Tal como na célebre metáfora do elefante e das fatias, podemos encontrar na proposta de Orçamento do Estado para 2015 seis grandes linhas de força:

  • A consolidação da enorme despesa pública;
  • A consequente consolidação do enorme aumento de impostos;
  • A enorme expectativa sobre as reformas tributárias em curso;
  • Apesar de tudo, a enorme estabilidade fiscal, sob o nome de código “87, nº 1”;
  • O relevo maior, já quase enorme, da fiscalidade menor e da parafiscalidade;
  • Os enormes riscos de que algo corra mal no cenário macro económico e de um renovado enorme aumento de impostos (indiretos).

Vejamos individualmente estes pontos de análise do Orçamento.

A consolidação da enorme despesa pública

A principal dificuldade da economia nacional reside na estrita necessidade de equilibrar as contas públicas, através da redução estrutural da despesa pública. Porém, não se vê que despesa a reduzir, sendo esse o grande problema do programa de ajustamento.

Com efeito, não obstante a estimativa de obtenção de um excedente primário ainda mais robusto do que em 2014 (o que era já inédito), a verdade é que esse reforço do saldo primário positivo não decorre da redução da despesa total primária (que, pelo contrário, sobe), mas sim de um aumento ainda maior do total das receitas, em especial das receitas fiscais (5%).

==*==

### Objetivo A:
Extraia dos registos todas as linhas que contenham a cadeia de caracteres "half".
O excerto e os registos não têm qualquer relação entre si.

==*==

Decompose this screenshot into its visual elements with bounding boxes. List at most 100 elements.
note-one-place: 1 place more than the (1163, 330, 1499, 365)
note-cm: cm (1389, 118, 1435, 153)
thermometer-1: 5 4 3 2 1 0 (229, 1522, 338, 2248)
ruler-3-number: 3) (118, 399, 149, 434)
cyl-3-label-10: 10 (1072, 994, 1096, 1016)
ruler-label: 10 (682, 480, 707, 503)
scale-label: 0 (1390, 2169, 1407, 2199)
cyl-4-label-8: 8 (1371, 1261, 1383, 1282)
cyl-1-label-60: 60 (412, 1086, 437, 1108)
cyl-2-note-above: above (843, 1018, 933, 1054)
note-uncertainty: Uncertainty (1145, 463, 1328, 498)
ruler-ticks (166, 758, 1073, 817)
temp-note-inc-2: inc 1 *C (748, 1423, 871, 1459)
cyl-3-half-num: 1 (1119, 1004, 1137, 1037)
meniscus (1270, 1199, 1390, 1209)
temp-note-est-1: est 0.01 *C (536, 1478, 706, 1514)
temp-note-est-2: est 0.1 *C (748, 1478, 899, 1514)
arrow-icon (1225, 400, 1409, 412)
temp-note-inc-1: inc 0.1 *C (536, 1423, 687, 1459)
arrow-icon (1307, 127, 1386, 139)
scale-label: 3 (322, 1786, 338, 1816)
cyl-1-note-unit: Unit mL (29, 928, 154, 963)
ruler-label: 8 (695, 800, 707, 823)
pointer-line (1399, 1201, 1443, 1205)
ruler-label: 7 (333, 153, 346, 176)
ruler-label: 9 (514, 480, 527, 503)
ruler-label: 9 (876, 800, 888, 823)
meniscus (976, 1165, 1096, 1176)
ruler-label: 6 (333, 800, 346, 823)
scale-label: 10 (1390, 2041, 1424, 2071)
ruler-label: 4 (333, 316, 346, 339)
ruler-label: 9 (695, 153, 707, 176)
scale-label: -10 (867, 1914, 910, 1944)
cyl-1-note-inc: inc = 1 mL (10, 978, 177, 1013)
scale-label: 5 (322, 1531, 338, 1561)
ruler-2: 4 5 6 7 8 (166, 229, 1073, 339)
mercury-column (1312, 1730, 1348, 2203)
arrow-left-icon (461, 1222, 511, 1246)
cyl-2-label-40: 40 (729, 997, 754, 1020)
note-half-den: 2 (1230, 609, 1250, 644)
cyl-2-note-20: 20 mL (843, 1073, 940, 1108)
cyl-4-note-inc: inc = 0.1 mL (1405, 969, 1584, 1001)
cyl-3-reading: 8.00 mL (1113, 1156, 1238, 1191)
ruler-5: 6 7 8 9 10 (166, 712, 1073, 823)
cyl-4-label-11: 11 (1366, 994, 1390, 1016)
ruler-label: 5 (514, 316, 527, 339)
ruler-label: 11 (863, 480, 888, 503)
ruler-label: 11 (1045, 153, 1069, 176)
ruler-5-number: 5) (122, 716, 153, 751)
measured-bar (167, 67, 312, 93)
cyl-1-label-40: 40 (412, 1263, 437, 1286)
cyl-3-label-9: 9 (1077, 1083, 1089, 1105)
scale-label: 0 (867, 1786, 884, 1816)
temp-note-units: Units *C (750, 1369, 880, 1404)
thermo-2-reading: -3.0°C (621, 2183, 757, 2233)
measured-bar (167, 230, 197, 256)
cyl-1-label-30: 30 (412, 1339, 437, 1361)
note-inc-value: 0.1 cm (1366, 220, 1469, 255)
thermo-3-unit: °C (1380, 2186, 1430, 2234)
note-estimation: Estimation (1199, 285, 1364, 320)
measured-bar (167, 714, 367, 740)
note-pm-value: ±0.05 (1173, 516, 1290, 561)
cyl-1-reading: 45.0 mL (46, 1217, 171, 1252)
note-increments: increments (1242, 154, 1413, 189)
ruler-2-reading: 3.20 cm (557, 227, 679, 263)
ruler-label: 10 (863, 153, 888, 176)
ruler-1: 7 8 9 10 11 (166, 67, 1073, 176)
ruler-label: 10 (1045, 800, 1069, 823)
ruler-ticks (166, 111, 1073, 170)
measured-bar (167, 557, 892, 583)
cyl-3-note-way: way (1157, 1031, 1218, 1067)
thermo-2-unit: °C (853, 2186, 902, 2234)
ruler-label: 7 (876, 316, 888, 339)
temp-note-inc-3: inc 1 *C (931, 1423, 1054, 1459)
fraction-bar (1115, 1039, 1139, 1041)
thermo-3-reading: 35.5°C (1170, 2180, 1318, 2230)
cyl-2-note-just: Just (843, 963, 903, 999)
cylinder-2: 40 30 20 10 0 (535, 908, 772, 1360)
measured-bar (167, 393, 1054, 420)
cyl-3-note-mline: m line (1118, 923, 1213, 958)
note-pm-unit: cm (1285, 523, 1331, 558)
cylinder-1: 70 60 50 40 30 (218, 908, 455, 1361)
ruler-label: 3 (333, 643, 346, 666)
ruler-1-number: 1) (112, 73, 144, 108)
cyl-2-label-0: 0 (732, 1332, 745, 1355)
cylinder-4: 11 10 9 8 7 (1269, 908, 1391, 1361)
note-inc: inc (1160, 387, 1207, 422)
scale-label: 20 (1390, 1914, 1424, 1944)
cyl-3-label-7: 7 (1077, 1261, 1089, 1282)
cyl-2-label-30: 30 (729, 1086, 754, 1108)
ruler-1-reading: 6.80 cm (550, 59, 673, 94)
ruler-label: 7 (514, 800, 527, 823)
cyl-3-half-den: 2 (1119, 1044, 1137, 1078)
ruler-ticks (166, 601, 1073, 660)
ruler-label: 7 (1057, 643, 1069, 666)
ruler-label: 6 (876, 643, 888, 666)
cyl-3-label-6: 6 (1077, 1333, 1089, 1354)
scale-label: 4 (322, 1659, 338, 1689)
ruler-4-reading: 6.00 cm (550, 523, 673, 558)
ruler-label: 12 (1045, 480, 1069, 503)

==*==

### Objetivo B:
Reproduza, sem qualquer alteração, o trecho do excerto sobre o Orçamento do Estado que vai desde "A principal dificuldade" até "programa de ajustamento.".

### Resposta correta A:
cyl-3-half-num: 1 (1119, 1004, 1137, 1037)
note-half-den: 2 (1230, 609, 1250, 644)
cyl-3-half-den: 2 (1119, 1044, 1137, 1078)

### Resposta correta B:
A principal dificuldade da economia nacional reside na estrita necessidade de equilibrar as contas públicas, através da redução estrutural da despesa pública. Porém, não se vê que despesa a reduzir, sendo esse o grande problema do programa de ajustamento.